** START Dataset content **

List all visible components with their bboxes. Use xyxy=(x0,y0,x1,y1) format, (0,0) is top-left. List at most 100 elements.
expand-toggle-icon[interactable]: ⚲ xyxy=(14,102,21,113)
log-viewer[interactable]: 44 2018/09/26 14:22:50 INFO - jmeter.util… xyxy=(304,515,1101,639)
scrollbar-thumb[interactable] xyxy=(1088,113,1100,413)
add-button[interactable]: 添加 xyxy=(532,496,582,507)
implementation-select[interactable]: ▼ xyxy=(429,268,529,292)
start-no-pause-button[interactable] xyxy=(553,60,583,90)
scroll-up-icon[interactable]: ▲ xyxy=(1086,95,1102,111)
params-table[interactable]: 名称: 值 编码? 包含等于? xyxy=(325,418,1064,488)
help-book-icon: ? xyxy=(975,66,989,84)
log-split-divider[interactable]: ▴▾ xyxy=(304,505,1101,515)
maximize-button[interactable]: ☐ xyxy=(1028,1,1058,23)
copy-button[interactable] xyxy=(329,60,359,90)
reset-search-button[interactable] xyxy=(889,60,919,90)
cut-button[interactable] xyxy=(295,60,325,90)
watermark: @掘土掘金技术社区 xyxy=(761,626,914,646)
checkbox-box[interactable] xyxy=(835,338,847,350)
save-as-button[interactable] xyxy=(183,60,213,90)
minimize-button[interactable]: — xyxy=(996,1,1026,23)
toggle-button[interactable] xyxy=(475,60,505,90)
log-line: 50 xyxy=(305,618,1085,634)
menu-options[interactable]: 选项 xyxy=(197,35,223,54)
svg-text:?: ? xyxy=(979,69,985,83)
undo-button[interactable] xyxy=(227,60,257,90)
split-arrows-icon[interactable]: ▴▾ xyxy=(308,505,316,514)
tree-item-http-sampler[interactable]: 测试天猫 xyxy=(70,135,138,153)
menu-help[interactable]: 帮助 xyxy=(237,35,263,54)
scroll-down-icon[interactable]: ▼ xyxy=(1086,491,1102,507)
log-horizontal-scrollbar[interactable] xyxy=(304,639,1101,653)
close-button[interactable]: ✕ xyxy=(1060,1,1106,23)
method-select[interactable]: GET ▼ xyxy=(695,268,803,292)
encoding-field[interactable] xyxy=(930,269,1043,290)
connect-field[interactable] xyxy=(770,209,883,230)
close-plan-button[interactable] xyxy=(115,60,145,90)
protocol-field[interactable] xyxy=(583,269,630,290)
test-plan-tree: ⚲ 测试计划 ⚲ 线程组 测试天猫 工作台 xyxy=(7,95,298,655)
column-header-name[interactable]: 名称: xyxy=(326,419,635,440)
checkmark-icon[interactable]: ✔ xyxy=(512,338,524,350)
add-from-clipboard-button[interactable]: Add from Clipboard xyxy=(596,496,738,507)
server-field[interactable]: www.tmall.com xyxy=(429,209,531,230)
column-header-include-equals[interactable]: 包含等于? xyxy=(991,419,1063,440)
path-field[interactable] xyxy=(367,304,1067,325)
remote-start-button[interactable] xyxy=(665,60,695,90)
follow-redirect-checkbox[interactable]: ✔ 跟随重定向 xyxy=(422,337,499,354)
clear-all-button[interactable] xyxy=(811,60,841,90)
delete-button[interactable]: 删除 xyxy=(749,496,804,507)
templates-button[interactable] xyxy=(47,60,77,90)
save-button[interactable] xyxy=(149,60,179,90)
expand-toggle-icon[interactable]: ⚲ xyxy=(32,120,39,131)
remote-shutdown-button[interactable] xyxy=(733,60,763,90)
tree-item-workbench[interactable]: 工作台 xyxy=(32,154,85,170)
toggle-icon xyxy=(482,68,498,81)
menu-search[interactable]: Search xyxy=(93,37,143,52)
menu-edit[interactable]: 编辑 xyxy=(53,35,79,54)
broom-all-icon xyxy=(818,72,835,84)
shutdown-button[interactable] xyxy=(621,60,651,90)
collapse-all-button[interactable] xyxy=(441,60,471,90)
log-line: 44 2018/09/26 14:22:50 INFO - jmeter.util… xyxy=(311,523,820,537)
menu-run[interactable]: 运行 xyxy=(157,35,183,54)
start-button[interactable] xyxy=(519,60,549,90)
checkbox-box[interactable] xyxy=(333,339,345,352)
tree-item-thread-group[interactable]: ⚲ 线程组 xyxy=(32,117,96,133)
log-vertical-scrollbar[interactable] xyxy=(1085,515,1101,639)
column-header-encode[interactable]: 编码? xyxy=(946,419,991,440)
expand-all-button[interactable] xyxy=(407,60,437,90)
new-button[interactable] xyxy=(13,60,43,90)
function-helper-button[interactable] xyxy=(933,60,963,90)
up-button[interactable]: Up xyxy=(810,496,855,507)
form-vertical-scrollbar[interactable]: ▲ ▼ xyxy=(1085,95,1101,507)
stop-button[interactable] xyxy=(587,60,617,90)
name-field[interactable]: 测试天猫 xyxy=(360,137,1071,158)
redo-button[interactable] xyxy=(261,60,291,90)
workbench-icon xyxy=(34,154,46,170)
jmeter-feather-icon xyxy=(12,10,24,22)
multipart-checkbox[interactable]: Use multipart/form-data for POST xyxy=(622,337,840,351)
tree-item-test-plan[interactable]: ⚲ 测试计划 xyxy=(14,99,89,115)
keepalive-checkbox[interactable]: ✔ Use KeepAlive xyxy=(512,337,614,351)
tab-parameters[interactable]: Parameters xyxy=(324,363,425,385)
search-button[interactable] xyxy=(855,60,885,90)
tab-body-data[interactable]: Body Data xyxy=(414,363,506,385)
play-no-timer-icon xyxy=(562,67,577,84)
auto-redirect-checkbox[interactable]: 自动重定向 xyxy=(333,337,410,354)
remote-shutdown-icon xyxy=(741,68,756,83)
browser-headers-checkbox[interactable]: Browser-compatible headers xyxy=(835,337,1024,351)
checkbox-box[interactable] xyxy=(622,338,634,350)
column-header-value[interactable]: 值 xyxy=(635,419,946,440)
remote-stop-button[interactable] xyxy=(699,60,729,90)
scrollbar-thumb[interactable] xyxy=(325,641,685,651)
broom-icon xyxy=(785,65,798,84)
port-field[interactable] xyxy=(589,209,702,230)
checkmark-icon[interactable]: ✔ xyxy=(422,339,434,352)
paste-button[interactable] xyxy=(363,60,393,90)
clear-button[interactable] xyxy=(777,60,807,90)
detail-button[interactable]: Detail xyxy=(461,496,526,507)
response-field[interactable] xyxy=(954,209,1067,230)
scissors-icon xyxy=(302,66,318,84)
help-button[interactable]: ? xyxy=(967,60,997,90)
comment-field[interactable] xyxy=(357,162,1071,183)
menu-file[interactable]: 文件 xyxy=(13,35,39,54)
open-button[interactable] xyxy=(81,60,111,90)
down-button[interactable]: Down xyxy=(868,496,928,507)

** END Dataset content **

**Task details**
State how many rows contain the string "scrollbar", treating uppercase and lowercase as different. Reply with the number alone.

**Result of this exercise**
5